(Lines of data)
-*-
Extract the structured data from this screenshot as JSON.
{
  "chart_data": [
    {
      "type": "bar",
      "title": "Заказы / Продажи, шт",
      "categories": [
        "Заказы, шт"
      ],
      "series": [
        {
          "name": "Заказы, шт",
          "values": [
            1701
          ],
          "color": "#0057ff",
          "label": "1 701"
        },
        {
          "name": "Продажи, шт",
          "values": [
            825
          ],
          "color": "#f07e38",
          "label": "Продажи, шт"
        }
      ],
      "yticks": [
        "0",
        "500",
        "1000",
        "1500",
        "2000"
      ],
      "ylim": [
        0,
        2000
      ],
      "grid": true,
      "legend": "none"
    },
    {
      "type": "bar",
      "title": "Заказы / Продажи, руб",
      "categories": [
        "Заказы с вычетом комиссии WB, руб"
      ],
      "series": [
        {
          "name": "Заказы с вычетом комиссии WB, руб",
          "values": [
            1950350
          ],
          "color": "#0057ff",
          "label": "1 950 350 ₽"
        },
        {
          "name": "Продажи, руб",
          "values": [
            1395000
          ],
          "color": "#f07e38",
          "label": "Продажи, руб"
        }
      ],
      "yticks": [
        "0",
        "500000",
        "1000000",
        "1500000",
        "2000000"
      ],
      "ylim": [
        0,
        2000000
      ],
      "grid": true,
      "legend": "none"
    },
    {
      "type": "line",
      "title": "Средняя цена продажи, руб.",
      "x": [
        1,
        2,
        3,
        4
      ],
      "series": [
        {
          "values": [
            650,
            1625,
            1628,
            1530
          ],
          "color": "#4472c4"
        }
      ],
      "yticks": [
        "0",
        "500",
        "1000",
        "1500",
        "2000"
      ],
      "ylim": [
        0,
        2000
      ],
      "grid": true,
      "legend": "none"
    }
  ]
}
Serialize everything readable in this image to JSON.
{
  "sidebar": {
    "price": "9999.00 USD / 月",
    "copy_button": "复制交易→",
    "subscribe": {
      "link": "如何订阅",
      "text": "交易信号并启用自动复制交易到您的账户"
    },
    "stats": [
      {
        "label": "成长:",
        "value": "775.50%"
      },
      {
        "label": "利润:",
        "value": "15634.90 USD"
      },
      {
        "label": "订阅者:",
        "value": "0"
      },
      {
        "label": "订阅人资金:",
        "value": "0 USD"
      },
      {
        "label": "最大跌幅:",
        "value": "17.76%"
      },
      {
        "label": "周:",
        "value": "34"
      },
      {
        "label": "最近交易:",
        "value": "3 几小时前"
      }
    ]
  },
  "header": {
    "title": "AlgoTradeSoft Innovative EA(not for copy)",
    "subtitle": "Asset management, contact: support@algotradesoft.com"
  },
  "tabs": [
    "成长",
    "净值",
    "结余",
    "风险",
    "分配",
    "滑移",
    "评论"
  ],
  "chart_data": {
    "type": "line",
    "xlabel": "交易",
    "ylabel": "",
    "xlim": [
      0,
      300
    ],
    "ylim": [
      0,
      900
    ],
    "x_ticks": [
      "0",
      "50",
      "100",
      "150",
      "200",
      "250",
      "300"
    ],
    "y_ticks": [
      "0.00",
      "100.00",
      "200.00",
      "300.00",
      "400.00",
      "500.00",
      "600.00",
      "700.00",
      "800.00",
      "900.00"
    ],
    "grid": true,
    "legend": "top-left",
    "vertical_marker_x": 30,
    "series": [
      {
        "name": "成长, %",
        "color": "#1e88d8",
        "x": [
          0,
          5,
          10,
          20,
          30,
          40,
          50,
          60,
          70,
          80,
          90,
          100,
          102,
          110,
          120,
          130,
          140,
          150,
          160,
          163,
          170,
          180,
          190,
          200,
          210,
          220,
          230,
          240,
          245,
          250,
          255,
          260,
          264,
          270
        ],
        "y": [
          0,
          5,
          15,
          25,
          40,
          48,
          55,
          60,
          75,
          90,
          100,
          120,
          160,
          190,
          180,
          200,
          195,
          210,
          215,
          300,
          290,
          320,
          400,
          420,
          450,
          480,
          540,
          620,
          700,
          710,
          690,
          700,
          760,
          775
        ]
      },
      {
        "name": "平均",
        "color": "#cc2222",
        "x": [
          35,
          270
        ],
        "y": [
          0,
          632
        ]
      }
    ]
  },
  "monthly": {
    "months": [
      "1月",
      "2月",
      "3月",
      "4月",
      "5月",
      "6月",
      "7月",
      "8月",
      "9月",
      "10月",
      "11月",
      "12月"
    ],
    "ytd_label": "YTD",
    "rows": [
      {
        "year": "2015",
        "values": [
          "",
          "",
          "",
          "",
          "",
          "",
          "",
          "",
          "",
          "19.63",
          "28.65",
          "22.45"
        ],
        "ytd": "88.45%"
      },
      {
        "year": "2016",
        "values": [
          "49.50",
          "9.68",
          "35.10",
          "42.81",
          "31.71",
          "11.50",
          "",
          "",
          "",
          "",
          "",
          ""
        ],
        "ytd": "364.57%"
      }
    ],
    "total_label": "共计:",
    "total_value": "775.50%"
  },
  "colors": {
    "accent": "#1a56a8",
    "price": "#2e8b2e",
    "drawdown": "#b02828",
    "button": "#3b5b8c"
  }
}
-*-
Task to carry out = Pick out the lines above that hold the string "вычетом" and show them.

Answer =
        "Заказы с вычетом комиссии WB, руб"
          "name": "Заказы с вычетом комиссии WB, руб",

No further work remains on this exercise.